Problem details:
In the entries below, count every line containing "förälder". Reply with the number alone.

Entries supplied:

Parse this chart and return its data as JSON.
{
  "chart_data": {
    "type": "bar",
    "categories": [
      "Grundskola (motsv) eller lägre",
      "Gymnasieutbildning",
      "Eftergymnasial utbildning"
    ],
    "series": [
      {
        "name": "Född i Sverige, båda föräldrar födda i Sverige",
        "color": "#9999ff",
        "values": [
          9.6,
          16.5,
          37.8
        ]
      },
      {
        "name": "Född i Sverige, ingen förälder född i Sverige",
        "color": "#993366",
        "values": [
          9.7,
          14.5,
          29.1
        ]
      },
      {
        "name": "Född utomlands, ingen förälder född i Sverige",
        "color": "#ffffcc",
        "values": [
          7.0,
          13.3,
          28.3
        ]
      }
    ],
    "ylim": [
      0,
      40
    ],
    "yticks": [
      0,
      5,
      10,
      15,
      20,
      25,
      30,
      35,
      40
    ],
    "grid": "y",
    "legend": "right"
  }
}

...

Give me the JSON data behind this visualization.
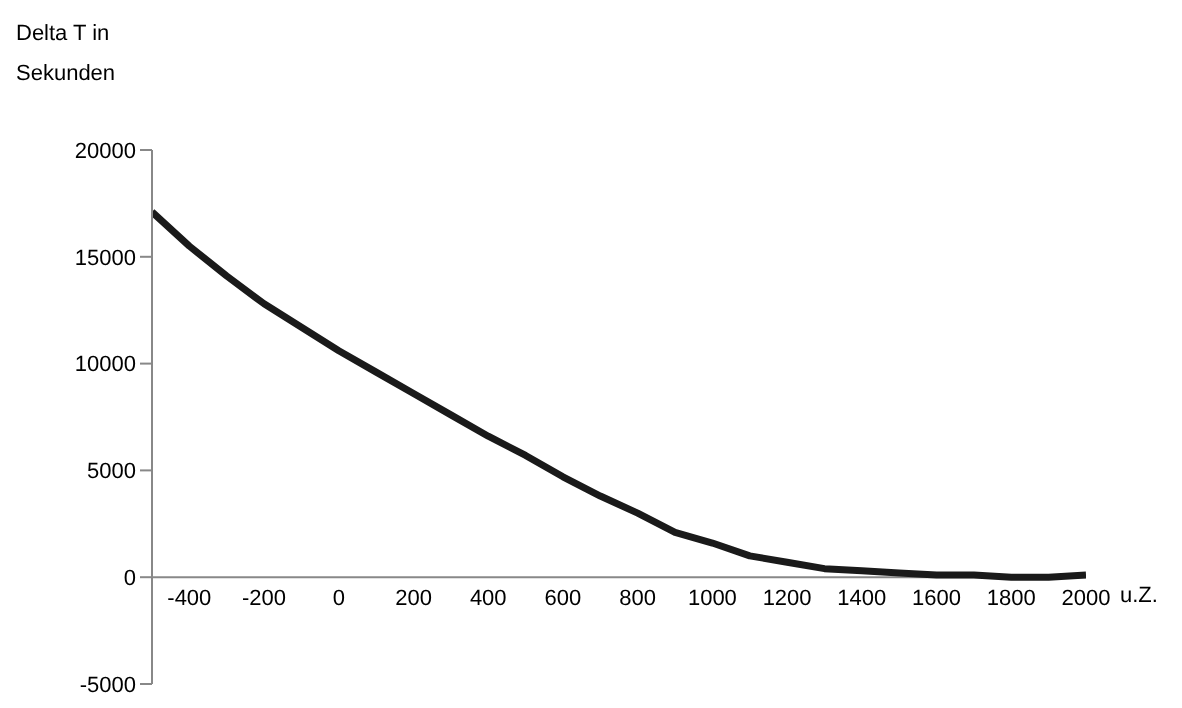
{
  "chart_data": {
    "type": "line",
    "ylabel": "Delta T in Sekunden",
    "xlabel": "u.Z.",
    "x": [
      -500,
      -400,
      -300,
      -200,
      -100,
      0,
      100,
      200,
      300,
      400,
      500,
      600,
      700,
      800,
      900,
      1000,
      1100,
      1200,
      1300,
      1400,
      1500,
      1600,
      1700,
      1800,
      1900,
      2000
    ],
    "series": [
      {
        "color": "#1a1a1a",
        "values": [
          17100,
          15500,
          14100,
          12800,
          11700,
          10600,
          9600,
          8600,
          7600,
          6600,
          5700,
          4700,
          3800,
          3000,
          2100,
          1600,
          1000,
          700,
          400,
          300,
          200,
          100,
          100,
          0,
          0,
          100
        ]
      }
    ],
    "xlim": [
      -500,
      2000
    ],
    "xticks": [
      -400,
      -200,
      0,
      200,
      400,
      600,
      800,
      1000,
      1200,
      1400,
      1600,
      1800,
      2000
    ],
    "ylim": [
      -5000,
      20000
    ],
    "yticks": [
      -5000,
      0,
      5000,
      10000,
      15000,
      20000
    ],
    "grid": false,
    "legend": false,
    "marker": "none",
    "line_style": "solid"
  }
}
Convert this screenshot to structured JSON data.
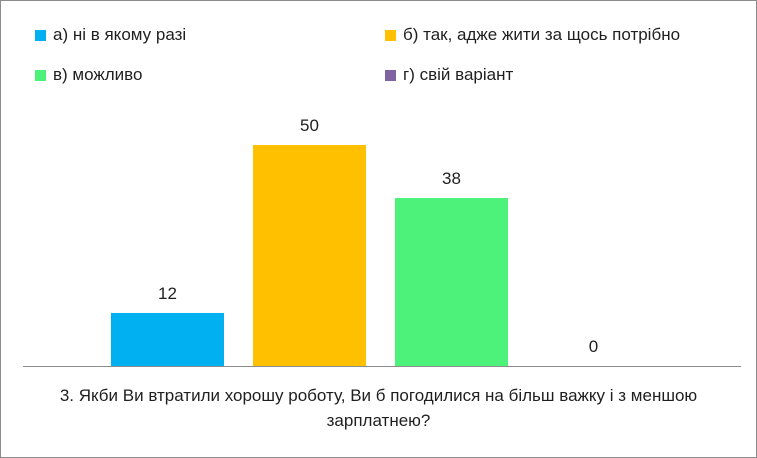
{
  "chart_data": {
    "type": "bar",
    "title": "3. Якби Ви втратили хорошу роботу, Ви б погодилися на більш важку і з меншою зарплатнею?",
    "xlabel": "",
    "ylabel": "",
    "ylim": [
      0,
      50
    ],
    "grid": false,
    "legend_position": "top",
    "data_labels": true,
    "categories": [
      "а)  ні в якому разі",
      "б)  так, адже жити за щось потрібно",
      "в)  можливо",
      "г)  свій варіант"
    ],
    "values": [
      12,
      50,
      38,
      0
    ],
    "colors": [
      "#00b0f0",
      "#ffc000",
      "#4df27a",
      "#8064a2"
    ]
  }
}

...

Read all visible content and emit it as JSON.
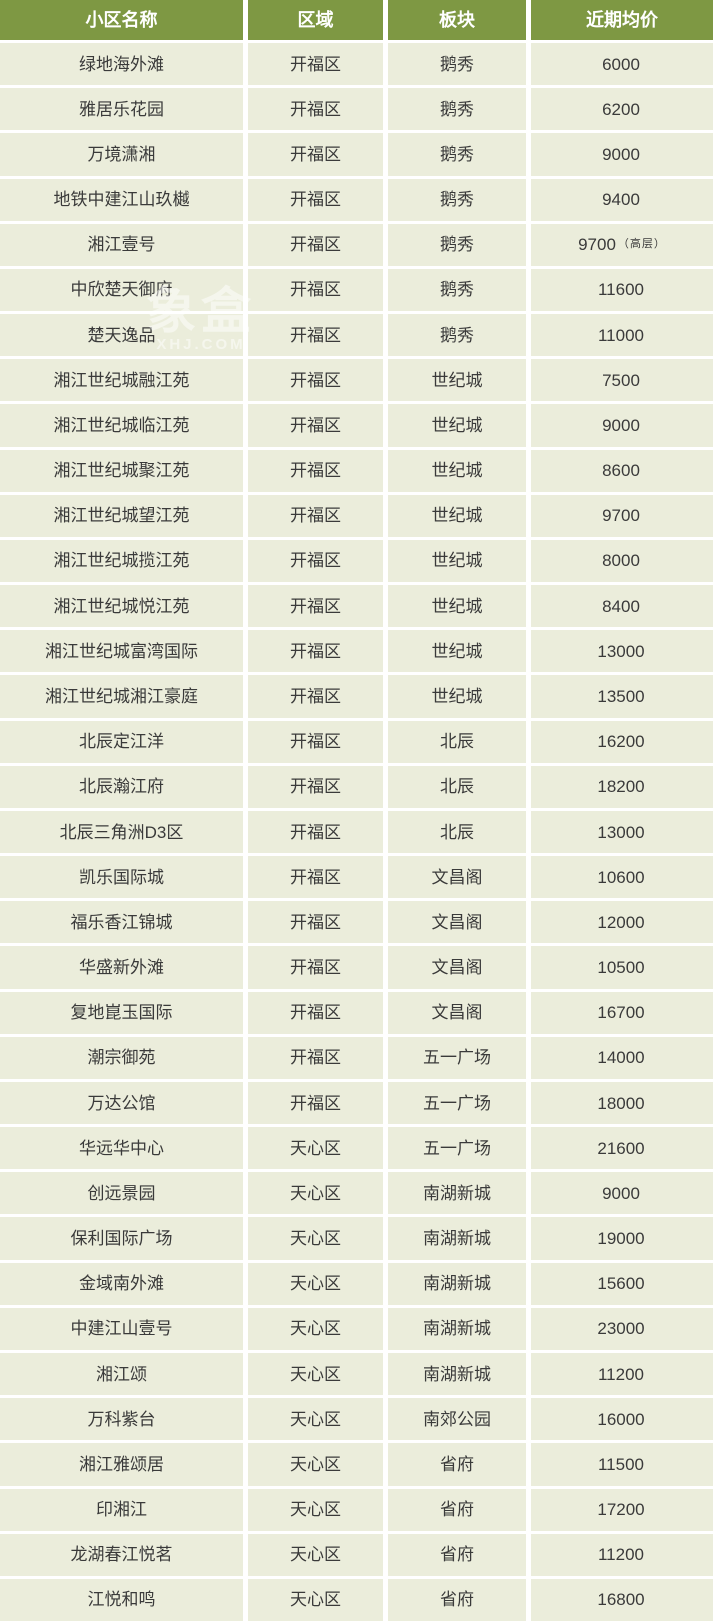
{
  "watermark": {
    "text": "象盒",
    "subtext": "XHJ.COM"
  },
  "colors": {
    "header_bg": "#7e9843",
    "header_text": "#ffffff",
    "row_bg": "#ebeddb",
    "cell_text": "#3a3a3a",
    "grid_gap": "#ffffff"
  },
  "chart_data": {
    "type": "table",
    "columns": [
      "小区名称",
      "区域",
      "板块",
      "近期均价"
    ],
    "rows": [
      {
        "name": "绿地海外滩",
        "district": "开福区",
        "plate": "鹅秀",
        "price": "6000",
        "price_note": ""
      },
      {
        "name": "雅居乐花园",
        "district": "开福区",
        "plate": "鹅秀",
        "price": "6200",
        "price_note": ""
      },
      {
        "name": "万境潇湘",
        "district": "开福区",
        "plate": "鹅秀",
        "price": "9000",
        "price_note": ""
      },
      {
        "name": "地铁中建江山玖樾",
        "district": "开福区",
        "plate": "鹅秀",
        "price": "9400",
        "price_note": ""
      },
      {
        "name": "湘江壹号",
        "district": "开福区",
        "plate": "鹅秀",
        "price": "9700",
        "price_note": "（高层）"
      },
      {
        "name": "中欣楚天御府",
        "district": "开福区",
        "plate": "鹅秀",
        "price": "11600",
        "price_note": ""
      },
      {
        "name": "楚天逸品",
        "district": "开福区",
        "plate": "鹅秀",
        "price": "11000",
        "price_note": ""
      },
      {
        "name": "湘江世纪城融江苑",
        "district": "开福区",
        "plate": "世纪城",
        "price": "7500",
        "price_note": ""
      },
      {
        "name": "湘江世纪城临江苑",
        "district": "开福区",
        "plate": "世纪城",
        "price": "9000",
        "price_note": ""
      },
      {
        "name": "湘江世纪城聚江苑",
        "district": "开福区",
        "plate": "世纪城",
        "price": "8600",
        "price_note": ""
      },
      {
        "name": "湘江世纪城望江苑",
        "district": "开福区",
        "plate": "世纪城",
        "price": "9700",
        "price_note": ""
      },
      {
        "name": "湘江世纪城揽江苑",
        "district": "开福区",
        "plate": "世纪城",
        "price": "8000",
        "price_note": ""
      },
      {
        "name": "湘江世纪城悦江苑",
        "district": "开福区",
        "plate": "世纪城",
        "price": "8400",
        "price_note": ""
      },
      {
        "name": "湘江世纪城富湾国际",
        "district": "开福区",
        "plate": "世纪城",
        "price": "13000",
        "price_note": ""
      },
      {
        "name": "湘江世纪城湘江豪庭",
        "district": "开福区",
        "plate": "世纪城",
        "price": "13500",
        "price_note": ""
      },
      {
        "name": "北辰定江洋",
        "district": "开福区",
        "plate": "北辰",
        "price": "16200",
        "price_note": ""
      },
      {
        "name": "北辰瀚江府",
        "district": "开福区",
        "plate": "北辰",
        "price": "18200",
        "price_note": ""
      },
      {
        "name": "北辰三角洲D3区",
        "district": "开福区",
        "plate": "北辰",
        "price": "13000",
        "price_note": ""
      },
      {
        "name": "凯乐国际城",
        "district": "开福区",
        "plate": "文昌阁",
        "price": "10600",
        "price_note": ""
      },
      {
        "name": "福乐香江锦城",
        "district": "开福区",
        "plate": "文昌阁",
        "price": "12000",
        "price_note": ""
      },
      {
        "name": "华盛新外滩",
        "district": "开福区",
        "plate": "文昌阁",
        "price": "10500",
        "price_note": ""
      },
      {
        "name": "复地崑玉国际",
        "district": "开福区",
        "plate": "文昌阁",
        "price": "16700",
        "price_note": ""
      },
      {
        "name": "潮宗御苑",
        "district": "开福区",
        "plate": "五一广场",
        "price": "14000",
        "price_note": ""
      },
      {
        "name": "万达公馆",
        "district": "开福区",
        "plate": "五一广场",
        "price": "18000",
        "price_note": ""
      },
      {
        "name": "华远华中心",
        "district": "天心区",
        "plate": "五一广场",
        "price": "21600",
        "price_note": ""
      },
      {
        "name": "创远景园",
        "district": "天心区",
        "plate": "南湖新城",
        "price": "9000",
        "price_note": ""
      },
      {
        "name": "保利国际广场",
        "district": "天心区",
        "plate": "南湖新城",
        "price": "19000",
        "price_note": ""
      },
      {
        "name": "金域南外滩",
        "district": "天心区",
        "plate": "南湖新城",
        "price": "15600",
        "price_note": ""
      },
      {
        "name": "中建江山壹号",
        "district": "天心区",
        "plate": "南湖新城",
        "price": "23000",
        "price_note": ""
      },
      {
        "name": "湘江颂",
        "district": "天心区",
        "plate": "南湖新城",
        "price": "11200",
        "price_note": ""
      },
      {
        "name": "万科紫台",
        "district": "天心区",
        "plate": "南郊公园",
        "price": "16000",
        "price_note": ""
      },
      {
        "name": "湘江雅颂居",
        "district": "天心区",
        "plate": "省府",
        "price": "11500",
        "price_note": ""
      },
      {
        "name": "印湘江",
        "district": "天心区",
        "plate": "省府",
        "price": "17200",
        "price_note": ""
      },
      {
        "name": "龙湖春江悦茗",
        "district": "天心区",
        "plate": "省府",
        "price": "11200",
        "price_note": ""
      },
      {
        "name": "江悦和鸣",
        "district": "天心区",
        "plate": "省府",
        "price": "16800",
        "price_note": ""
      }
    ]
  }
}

Task solution:
2